# Goal of the exercise:
Update the records below by replacing each "Great Value" with "Honest Value", leaving every other character unchanged.

# Available data:
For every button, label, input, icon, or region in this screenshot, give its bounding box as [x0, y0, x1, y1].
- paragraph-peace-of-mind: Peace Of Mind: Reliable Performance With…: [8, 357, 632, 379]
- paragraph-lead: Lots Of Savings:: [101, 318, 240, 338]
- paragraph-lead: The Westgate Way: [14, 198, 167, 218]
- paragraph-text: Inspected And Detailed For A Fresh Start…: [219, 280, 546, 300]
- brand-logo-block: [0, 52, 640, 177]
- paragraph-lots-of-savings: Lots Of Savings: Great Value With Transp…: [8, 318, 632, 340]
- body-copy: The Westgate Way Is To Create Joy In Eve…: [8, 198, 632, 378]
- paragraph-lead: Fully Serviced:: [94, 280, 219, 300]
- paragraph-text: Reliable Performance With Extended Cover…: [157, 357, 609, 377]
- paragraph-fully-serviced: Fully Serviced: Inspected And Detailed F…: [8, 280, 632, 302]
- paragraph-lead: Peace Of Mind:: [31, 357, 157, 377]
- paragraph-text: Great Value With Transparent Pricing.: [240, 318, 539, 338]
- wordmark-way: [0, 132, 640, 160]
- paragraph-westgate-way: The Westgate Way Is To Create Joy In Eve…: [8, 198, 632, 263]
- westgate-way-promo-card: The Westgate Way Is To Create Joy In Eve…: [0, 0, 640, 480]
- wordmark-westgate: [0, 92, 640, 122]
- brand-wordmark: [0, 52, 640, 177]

# Answer to this problem:
For every button, label, input, icon, or region in this screenshot, give its bounding box as [x0, y0, x1, y1].
- paragraph-peace-of-mind: Peace Of Mind: Reliable Performance With…: [8, 357, 632, 379]
- paragraph-lead: Lots Of Savings:: [101, 318, 240, 338]
- paragraph-lead: The Westgate Way: [14, 198, 167, 218]
- paragraph-text: Inspected And Detailed For A Fresh Start…: [219, 280, 546, 300]
- brand-logo-block: [0, 52, 640, 177]
- paragraph-lots-of-savings: Lots Of Savings: Honest Value With Transp…: [8, 318, 632, 340]
- body-copy: The Westgate Way Is To Create Joy In Eve…: [8, 198, 632, 378]
- paragraph-lead: Fully Serviced:: [94, 280, 219, 300]
- paragraph-text: Reliable Performance With Extended Cover…: [157, 357, 609, 377]
- paragraph-fully-serviced: Fully Serviced: Inspected And Detailed F…: [8, 280, 632, 302]
- paragraph-lead: Peace Of Mind:: [31, 357, 157, 377]
- paragraph-text: Honest Value With Transparent Pricing.: [240, 318, 539, 338]
- wordmark-way: [0, 132, 640, 160]
- paragraph-westgate-way: The Westgate Way Is To Create Joy In Eve…: [8, 198, 632, 263]
- westgate-way-promo-card: The Westgate Way Is To Create Joy In Eve…: [0, 0, 640, 480]
- wordmark-westgate: [0, 92, 640, 122]
- brand-wordmark: [0, 52, 640, 177]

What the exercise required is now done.